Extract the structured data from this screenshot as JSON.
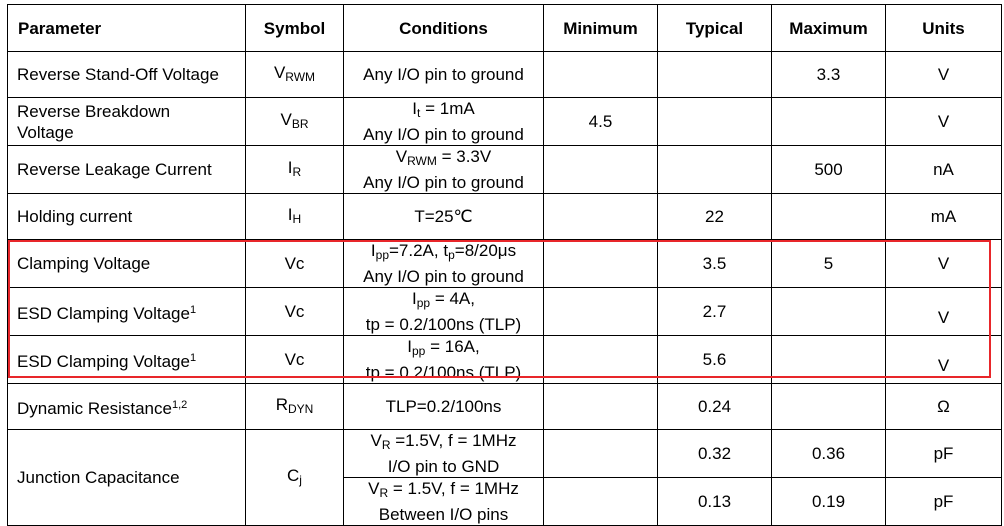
{
  "headers": {
    "parameter": "Parameter",
    "symbol": "Symbol",
    "conditions": "Conditions",
    "minimum": "Minimum",
    "typical": "Typical",
    "maximum": "Maximum",
    "units": "Units"
  },
  "rows": [
    {
      "parameter": "Reverse Stand-Off Voltage",
      "symbol": {
        "main": "V",
        "sub": "RWM"
      },
      "conditions": [
        "Any I/O pin to ground"
      ],
      "min": "",
      "typ": "",
      "max": "3.3",
      "units": "V"
    },
    {
      "parameter_lines": [
        "Reverse Breakdown",
        "Voltage"
      ],
      "symbol": {
        "main": "V",
        "sub": "BR"
      },
      "conditions_parts": {
        "l1_main": "I",
        "l1_sub": "t",
        "l1_rest": " = 1mA",
        "l2": "Any I/O pin to ground"
      },
      "min": "4.5",
      "typ": "",
      "max": "",
      "units": "V"
    },
    {
      "parameter": "Reverse Leakage Current",
      "symbol": {
        "main": "I",
        "sub": "R"
      },
      "conditions_parts": {
        "l1_main": "V",
        "l1_sub": "RWM",
        "l1_rest": " = 3.3V",
        "l2": "Any I/O pin to ground"
      },
      "min": "",
      "typ": "",
      "max": "500",
      "units": "nA"
    },
    {
      "parameter": "Holding current",
      "symbol": {
        "main": "I",
        "sub": "H"
      },
      "conditions": [
        "T=25℃"
      ],
      "min": "",
      "typ": "22",
      "max": "",
      "units": "mA"
    },
    {
      "parameter": "Clamping Voltage",
      "symbol": {
        "main": "Vc"
      },
      "conditions_parts": {
        "a": "I",
        "a_sub": "pp",
        "b": "=7.2A, t",
        "b_sub": "p",
        "c": "=8/20μs",
        "l2": "Any I/O pin to ground"
      },
      "min": "",
      "typ": "3.5",
      "max": "5",
      "units": "V"
    },
    {
      "parameter": "ESD Clamping Voltage",
      "parameter_sup": "1",
      "symbol": {
        "main": "Vc"
      },
      "conditions_parts": {
        "l1_main": "I",
        "l1_sub": "pp",
        "l1_rest": " = 4A,",
        "l2": "tp = 0.2/100ns (TLP)"
      },
      "min": "",
      "typ": "2.7",
      "max": "",
      "units": "V"
    },
    {
      "parameter": "ESD Clamping Voltage",
      "parameter_sup": "1",
      "symbol": {
        "main": "Vc"
      },
      "conditions_parts": {
        "l1_main": "I",
        "l1_sub": "pp",
        "l1_rest": " = 16A,",
        "l2": "tp = 0.2/100ns (TLP)"
      },
      "min": "",
      "typ": "5.6",
      "max": "",
      "units": "V"
    },
    {
      "parameter": "Dynamic Resistance",
      "parameter_sup": "1,2",
      "symbol": {
        "main": "R",
        "sub": "DYN"
      },
      "conditions": [
        "TLP=0.2/100ns"
      ],
      "min": "",
      "typ": "0.24",
      "max": "",
      "units": "Ω"
    }
  ],
  "capacitance": {
    "parameter": "Junction Capacitance",
    "symbol": {
      "main": "C",
      "sub": "j"
    },
    "sub_rows": [
      {
        "cond_main": "V",
        "cond_sub": "R",
        "cond_rest": " =1.5V, f = 1MHz",
        "l2": "I/O pin to GND",
        "min": "",
        "typ": "0.32",
        "max": "0.36",
        "units": "pF"
      },
      {
        "cond_main": "V",
        "cond_sub": "R",
        "cond_rest": " = 1.5V, f = 1MHz",
        "l2": "Between I/O pins",
        "min": "",
        "typ": "0.13",
        "max": "0.19",
        "units": "pF"
      }
    ]
  },
  "highlight_color": "#e8262a"
}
------------------------------------------------------------------------
Select the lines that carry the string "Reverse" and copy them.

      "parameter": "Reverse Stand-Off Voltage",
        "Reverse Breakdown",
      "parameter": "Reverse Leakage Current",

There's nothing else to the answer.